# Quoted text
========================================================================

# Getting Excited!!!



## Blondie_kate (Feb 21, 2009)

Heya,

I would have just added this to my old thread but i cant find it 

Anyways...... Im nearly ready to set up to show the OH his suprise!!!
(an aquarium for his birthday)

I have 
-the tank (50L) which is in perfect condition with stand.
-red gravel
-the ornemant he pointed out a while a go which is actually the perfect size for the tank
-an air pump with all the bits to go with
-filter and new pads 
-some silk plants
-a new bulb 

now all i need to do is suprise him

i think the plan is my friend and i are going to set the tank up (waterless) and print pictures off fish and hang them from the lid and put all the gravel, ornement, plants, pump and filter so he can see all he needs is the cycle and the fish!!!

tee hee hee im so excited, im scared im more excited then he will be.

:fish::fish::fish::fish::fish::fish:

fishies!!!!!!!!

========================================================================

# Data extract
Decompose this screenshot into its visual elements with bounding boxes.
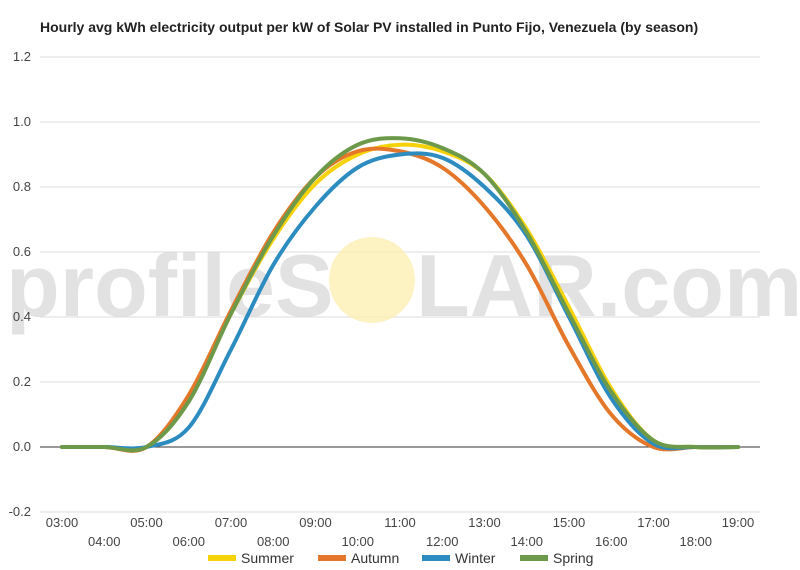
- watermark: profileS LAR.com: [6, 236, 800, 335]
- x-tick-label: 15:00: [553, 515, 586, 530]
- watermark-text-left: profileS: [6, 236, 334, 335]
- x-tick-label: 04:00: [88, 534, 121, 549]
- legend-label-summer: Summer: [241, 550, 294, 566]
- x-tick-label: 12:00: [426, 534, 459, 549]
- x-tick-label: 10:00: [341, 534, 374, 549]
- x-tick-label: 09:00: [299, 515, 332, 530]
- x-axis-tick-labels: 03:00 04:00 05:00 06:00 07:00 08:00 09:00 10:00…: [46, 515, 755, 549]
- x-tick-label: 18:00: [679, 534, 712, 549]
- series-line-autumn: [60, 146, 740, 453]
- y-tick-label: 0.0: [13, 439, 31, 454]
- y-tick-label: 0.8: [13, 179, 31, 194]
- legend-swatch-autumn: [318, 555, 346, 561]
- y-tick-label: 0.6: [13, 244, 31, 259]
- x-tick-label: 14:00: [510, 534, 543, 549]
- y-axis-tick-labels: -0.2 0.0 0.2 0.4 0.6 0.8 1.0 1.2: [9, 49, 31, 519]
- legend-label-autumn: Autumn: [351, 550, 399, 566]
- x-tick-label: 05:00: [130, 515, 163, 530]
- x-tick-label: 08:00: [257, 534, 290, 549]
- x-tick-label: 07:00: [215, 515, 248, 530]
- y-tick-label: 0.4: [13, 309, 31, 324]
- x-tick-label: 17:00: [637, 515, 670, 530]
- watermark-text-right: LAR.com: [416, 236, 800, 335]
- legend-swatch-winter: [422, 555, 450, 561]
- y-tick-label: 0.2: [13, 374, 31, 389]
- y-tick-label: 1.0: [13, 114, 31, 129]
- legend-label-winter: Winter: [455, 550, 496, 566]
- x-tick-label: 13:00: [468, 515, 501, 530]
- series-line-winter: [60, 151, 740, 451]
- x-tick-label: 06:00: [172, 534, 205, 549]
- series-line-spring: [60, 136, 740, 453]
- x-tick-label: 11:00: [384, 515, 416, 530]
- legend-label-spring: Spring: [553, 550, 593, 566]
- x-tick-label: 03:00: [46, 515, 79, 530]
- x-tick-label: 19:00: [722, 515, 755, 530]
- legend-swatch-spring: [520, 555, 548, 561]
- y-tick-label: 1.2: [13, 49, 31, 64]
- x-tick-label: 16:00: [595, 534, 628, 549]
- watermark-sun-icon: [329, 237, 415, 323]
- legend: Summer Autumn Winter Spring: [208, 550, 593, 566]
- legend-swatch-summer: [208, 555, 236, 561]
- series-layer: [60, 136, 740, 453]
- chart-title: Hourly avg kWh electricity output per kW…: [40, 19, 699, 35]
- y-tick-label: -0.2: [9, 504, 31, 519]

========================================================================

# Problems to work on
[1] Decide whether each statement below agrees with the forum post above, answering yes or no and quoting the words of the post that settle it. (a) The tank holds 50 liters. (b) The gravel for the tank is blue. (c) The plan is to set the tank up with water in it.
[2] List every item the writer of the forum post says she already has for the aquarium.

# Expected outputs
[1]
(a) Yes: "-the tank (50L) which is in perfect condition with stand."
(b) No: "-red gravel"
(c) No: "set the tank up (waterless)"

[2]
- the tank (50L) with stand
- red gravel
- the ornemant he pointed out a while a go
- an air pump with all the bits to go with
- filter and new pads
- some silk plants
- a new bulb